_What is needed_: Exclude images, then output the remaining data verbatim.

── Exercise material ──

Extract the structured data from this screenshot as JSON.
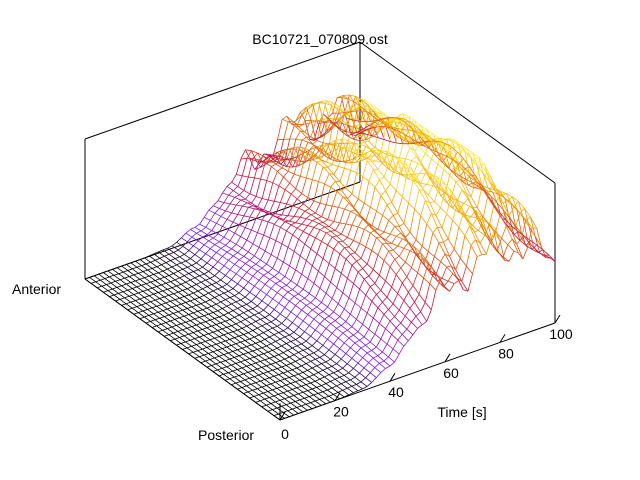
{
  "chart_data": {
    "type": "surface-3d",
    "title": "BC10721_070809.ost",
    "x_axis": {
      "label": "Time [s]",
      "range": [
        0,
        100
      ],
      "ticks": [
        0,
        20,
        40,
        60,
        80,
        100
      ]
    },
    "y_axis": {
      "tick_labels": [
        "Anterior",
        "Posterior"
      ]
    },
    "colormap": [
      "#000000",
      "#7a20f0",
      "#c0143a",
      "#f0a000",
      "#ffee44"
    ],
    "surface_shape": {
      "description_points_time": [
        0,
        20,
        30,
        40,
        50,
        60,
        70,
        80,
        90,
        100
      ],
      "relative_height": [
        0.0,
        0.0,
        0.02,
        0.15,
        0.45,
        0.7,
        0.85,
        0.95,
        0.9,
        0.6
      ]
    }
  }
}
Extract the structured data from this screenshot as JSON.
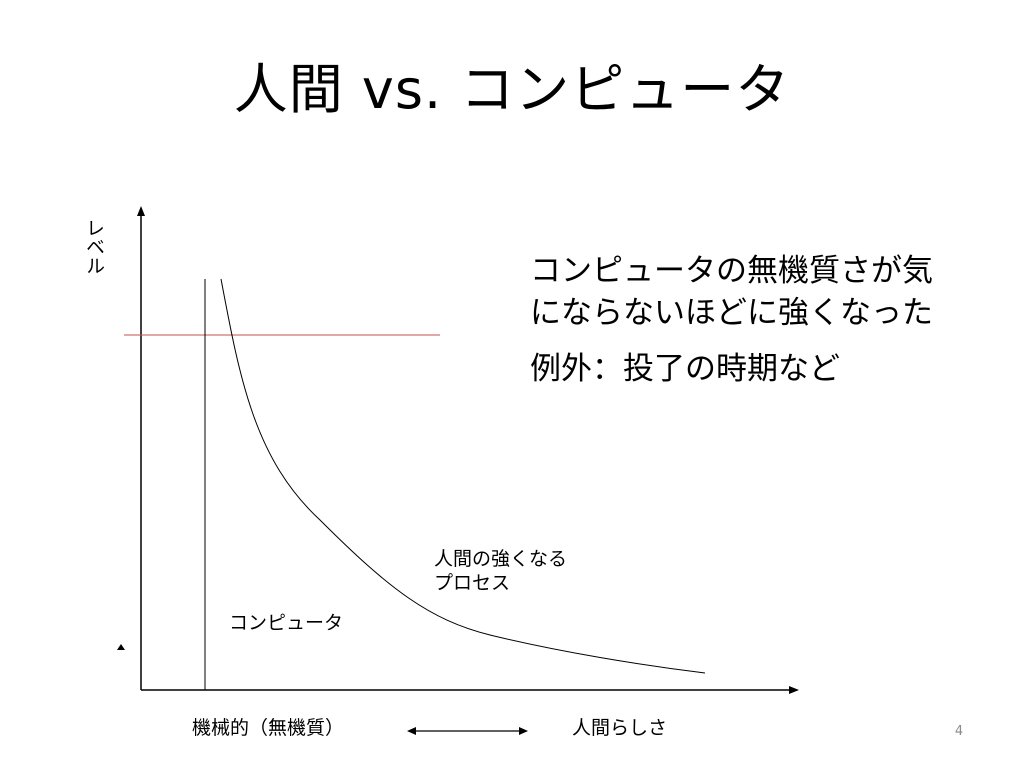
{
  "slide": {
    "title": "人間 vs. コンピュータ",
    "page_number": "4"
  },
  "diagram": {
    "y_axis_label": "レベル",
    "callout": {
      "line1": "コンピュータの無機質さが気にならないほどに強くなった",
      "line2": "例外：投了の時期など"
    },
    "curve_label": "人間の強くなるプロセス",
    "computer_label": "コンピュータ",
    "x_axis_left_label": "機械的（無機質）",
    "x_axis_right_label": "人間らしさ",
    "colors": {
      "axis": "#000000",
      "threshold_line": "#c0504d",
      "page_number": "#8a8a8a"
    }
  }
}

───

_Exercise answer_:
Extract the structured data from this screenshot as JSON.
{
  "chart_data": {
    "type": "surface-3d",
    "title": "BC10721_070809.ost",
    "x_axis": {
      "label": "Time [s]",
      "range": [
        0,
        100
      ],
      "ticks": [
        0,
        20,
        40,
        60,
        80,
        100
      ]
    },
    "y_axis": {
      "tick_labels": [
        "Anterior",
        "Posterior"
      ]
    },
    "colormap": [
      "#000000",
      "#7a20f0",
      "#c0143a",
      "#f0a000",
      "#ffee44"
    ],
    "surface_shape": {
      "description_points_time": [
        0,
        20,
        30,
        40,
        50,
        60,
        70,
        80,
        90,
        100
      ],
      "relative_height": [
        0.0,
        0.0,
        0.02,
        0.15,
        0.45,
        0.7,
        0.85,
        0.95,
        0.9,
        0.6
      ]
    }
  }
}
Extract the structured data from this screenshot as JSON.
{
  "slide": {
    "title": "人間 vs. コンピュータ",
    "page_number": "4"
  },
  "diagram": {
    "y_axis_label": "レベル",
    "callout": {
      "line1": "コンピュータの無機質さが気にならないほどに強くなった",
      "line2": "例外：投了の時期など"
    },
    "curve_label": "人間の強くなるプロセス",
    "computer_label": "コンピュータ",
    "x_axis_left_label": "機械的（無機質）",
    "x_axis_right_label": "人間らしさ",
    "colors": {
      "axis": "#000000",
      "threshold_line": "#c0504d",
      "page_number": "#8a8a8a"
    }
  }
}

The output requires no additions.